# [What to produce]
Below are some records. Pull every line that contains the word "micrtest".

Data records

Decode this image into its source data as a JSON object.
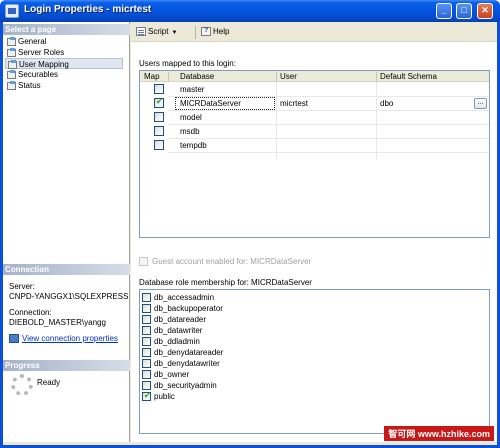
{
  "window": {
    "title": "Login Properties - micrtest"
  },
  "sidebar": {
    "select_page_heading": "Select a page",
    "pages": [
      {
        "label": "General",
        "selected": false
      },
      {
        "label": "Server Roles",
        "selected": false
      },
      {
        "label": "User Mapping",
        "selected": true
      },
      {
        "label": "Securables",
        "selected": false
      },
      {
        "label": "Status",
        "selected": false
      }
    ],
    "connection_heading": "Connection",
    "server_label": "Server:",
    "server_value": "CNPD-YANGGX1\\SQLEXPRESS",
    "connection_label": "Connection:",
    "connection_value": "DIEBOLD_MASTER\\yangg",
    "view_connection_link": "View connection properties",
    "progress_heading": "Progress",
    "progress_status": "Ready"
  },
  "toolbar": {
    "script_label": "Script",
    "help_label": "Help"
  },
  "mapping": {
    "caption": "Users mapped to this login:",
    "columns": [
      "Map",
      "Database",
      "User",
      "Default Schema"
    ],
    "rows": [
      {
        "map": false,
        "database": "master",
        "user": "",
        "schema": ""
      },
      {
        "map": true,
        "database": "MICRDataServer",
        "user": "micrtest",
        "schema": "dbo"
      },
      {
        "map": false,
        "database": "model",
        "user": "",
        "schema": ""
      },
      {
        "map": false,
        "database": "msdb",
        "user": "",
        "schema": ""
      },
      {
        "map": false,
        "database": "tempdb",
        "user": "",
        "schema": ""
      }
    ],
    "ellipsis_label": "..."
  },
  "guest": {
    "label": "Guest account enabled for: MICRDataServer",
    "enabled": false
  },
  "roles": {
    "caption": "Database role membership for: MICRDataServer",
    "items": [
      {
        "label": "db_accessadmin",
        "checked": false
      },
      {
        "label": "db_backupoperator",
        "checked": false
      },
      {
        "label": "db_datareader",
        "checked": false
      },
      {
        "label": "db_datawriter",
        "checked": false
      },
      {
        "label": "db_ddladmin",
        "checked": false
      },
      {
        "label": "db_denydatareader",
        "checked": false
      },
      {
        "label": "db_denydatawriter",
        "checked": false
      },
      {
        "label": "db_owner",
        "checked": false
      },
      {
        "label": "db_securityadmin",
        "checked": false
      },
      {
        "label": "public",
        "checked": true
      }
    ]
  },
  "watermark": {
    "text": "智可网 www.hzhike.com"
  }
}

# [Result of the task]
    "title": "Login Properties - micrtest"
        "user": "micrtest",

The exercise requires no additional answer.